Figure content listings
============================================================
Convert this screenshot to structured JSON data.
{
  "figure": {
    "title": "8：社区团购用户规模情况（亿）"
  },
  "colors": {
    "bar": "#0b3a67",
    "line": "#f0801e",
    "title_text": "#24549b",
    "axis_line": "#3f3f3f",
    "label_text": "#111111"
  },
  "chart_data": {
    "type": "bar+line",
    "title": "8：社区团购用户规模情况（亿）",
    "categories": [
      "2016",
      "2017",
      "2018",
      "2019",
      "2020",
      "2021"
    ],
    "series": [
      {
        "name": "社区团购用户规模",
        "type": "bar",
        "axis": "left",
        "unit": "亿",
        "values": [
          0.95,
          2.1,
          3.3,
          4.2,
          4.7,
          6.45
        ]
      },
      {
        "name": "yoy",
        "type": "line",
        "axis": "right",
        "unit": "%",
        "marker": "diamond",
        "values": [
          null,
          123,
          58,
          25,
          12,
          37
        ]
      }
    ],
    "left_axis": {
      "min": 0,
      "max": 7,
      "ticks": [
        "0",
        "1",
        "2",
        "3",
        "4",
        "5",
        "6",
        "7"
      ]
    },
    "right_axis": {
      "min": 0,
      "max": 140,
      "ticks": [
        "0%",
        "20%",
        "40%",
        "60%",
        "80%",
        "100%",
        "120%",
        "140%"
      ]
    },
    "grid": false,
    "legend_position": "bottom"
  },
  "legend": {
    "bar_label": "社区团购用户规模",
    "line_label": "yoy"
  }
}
============================================================
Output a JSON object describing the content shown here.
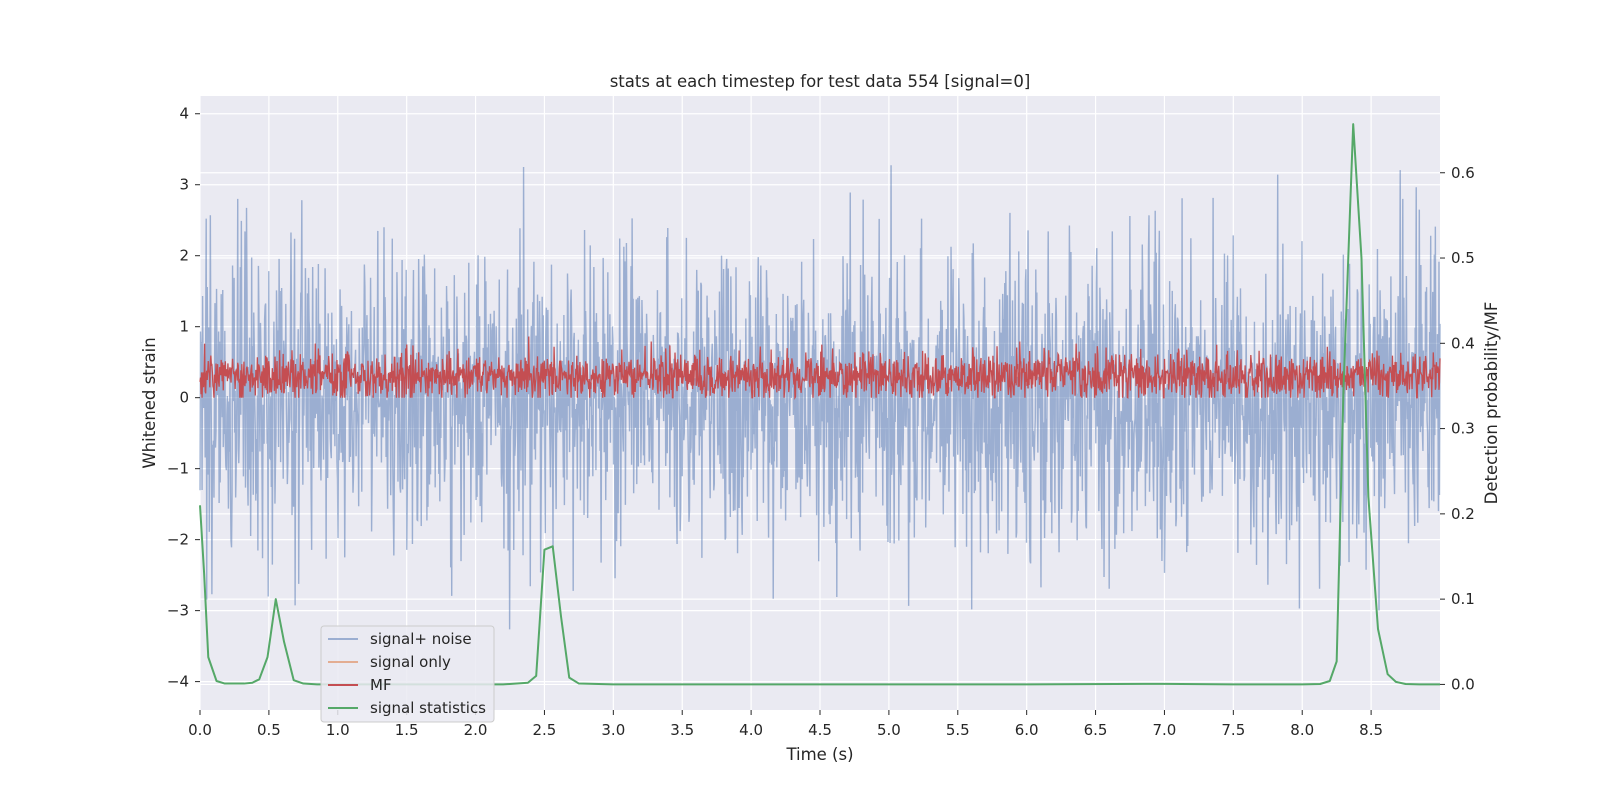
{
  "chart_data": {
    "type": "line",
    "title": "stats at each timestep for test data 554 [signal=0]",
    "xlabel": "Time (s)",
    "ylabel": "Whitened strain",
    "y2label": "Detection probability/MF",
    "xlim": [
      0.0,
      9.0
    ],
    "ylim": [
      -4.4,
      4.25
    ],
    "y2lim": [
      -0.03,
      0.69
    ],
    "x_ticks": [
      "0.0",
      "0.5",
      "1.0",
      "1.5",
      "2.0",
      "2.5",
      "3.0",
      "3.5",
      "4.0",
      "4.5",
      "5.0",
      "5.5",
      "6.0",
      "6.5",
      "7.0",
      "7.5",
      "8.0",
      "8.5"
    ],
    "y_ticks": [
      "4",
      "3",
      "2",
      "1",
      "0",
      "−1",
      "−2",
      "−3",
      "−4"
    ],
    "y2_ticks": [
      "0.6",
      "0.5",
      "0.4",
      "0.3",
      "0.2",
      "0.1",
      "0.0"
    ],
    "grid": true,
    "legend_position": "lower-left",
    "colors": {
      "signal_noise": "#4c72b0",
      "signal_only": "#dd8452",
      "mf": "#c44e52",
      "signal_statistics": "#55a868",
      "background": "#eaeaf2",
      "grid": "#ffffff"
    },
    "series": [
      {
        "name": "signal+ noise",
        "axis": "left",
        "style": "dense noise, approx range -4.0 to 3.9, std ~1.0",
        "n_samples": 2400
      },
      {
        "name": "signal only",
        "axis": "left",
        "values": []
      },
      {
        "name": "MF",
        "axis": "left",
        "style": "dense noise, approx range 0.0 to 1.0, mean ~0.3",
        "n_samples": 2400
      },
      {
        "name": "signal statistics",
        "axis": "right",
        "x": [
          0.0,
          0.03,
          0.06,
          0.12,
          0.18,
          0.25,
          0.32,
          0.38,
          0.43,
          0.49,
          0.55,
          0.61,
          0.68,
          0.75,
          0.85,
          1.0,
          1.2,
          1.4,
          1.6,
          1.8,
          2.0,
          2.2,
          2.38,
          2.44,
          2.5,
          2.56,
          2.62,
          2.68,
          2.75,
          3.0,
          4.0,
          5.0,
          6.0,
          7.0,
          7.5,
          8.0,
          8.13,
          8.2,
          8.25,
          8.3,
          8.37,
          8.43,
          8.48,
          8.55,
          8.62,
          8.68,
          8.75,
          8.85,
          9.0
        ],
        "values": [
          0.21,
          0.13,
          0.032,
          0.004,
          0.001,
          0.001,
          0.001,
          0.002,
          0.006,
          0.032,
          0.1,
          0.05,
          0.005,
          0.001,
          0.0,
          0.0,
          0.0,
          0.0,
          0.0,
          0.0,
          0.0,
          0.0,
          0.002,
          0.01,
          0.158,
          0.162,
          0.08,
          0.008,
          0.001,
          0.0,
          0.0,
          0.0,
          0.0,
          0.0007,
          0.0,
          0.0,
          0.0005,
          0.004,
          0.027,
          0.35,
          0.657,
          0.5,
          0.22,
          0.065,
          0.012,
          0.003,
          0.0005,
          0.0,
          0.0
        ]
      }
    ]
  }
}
============================================================
--- CHALLENGE ---
Where a line above contains the string "JSON", copy that line.

--- EXERCISE RESPONSE ---
Convert this screenshot to structured JSON data.
Output a JSON object describing the content shown here.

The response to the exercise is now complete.